* [What to produce]:
Restate, word for word, the run of lines that starts at the line containing "Read out every word on this page." and ends with the final line of the listing. Leave pictures out.

┌──

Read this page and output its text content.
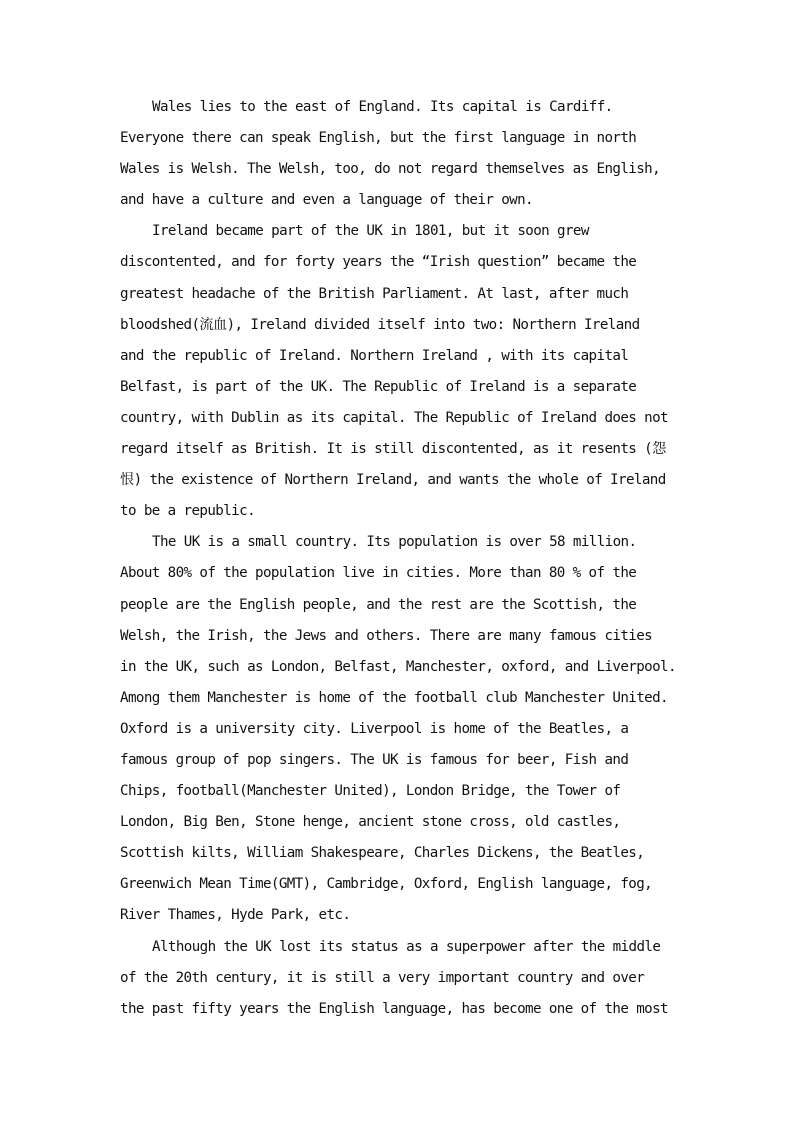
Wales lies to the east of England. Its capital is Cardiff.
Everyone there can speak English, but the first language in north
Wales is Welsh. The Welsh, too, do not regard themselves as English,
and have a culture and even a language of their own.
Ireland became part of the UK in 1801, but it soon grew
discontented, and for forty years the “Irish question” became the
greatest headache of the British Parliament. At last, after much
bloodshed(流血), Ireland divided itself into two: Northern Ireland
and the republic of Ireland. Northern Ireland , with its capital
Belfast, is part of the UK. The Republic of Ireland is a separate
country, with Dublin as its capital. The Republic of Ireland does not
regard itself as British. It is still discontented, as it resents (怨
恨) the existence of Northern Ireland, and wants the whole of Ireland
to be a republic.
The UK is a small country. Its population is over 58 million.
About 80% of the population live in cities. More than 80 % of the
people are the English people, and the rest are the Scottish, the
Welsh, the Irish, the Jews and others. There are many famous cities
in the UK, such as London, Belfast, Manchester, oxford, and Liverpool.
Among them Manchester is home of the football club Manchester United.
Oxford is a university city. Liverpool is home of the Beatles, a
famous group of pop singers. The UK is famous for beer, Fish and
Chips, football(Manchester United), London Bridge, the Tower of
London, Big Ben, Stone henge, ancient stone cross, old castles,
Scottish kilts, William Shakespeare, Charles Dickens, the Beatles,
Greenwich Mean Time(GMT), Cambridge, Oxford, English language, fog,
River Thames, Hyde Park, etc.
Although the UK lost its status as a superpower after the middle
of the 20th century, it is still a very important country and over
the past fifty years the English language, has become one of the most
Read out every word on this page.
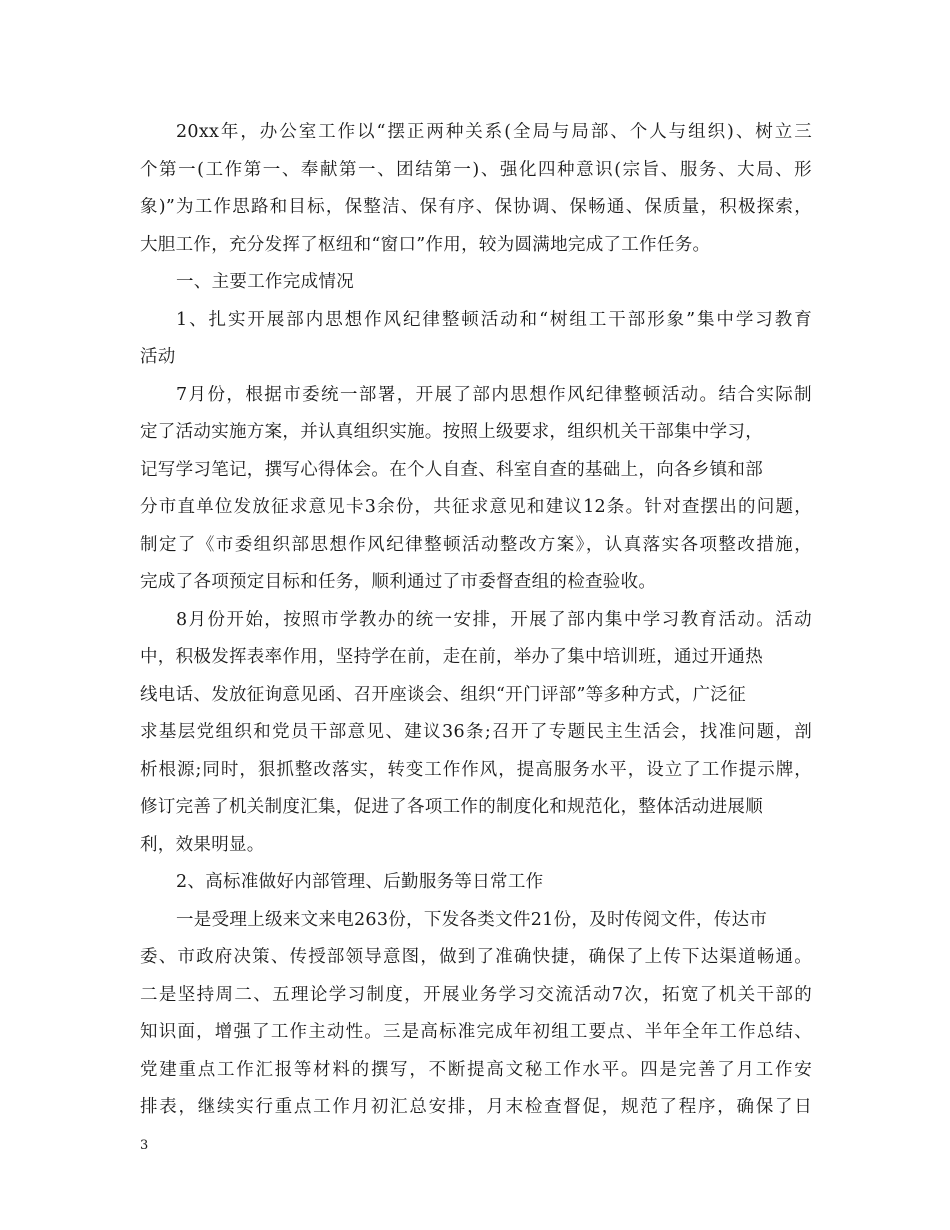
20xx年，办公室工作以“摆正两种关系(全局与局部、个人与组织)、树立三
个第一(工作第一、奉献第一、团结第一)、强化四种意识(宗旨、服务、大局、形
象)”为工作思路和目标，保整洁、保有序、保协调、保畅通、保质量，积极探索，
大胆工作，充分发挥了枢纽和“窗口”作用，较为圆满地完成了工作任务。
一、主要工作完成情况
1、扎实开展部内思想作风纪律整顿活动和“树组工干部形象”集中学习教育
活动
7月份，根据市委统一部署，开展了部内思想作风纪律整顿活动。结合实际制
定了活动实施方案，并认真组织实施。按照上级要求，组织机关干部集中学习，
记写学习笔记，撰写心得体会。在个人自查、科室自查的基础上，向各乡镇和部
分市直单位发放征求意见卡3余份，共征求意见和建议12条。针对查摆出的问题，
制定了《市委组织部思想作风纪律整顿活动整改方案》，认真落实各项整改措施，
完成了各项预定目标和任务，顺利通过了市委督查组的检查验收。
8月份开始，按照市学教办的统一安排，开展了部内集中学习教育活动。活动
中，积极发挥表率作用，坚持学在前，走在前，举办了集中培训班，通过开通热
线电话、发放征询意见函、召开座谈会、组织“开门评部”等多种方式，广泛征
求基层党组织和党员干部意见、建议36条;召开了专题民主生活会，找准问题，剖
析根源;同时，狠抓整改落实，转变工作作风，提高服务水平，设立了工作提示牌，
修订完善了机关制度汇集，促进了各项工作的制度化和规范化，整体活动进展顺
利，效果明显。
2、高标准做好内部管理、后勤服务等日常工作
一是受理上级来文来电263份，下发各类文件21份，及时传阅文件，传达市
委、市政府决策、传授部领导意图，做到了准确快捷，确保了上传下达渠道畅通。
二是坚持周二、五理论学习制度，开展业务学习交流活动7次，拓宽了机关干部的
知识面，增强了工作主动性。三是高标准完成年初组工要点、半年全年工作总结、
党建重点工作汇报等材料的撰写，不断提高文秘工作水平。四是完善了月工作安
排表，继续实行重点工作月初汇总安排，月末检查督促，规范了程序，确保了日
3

└──

* [Written solution]:
Read out every word on this page.
20xx年，办公室工作以“摆正两种关系(全局与局部、个人与组织)、树立三
个第一(工作第一、奉献第一、团结第一)、强化四种意识(宗旨、服务、大局、形
象)”为工作思路和目标，保整洁、保有序、保协调、保畅通、保质量，积极探索，
大胆工作，充分发挥了枢纽和“窗口”作用，较为圆满地完成了工作任务。
一、主要工作完成情况
1、扎实开展部内思想作风纪律整顿活动和“树组工干部形象”集中学习教育
活动
7月份，根据市委统一部署，开展了部内思想作风纪律整顿活动。结合实际制
定了活动实施方案，并认真组织实施。按照上级要求，组织机关干部集中学习，
记写学习笔记，撰写心得体会。在个人自查、科室自查的基础上，向各乡镇和部
分市直单位发放征求意见卡3余份，共征求意见和建议12条。针对查摆出的问题，
制定了《市委组织部思想作风纪律整顿活动整改方案》，认真落实各项整改措施，
完成了各项预定目标和任务，顺利通过了市委督查组的检查验收。
8月份开始，按照市学教办的统一安排，开展了部内集中学习教育活动。活动
中，积极发挥表率作用，坚持学在前，走在前，举办了集中培训班，通过开通热
线电话、发放征询意见函、召开座谈会、组织“开门评部”等多种方式，广泛征
求基层党组织和党员干部意见、建议36条;召开了专题民主生活会，找准问题，剖
析根源;同时，狠抓整改落实，转变工作作风，提高服务水平，设立了工作提示牌，
修订完善了机关制度汇集，促进了各项工作的制度化和规范化，整体活动进展顺
利，效果明显。
2、高标准做好内部管理、后勤服务等日常工作
一是受理上级来文来电263份，下发各类文件21份，及时传阅文件，传达市
委、市政府决策、传授部领导意图，做到了准确快捷，确保了上传下达渠道畅通。
二是坚持周二、五理论学习制度，开展业务学习交流活动7次，拓宽了机关干部的
知识面，增强了工作主动性。三是高标准完成年初组工要点、半年全年工作总结、
党建重点工作汇报等材料的撰写，不断提高文秘工作水平。四是完善了月工作安
排表，继续实行重点工作月初汇总安排，月末检查督促，规范了程序，确保了日
3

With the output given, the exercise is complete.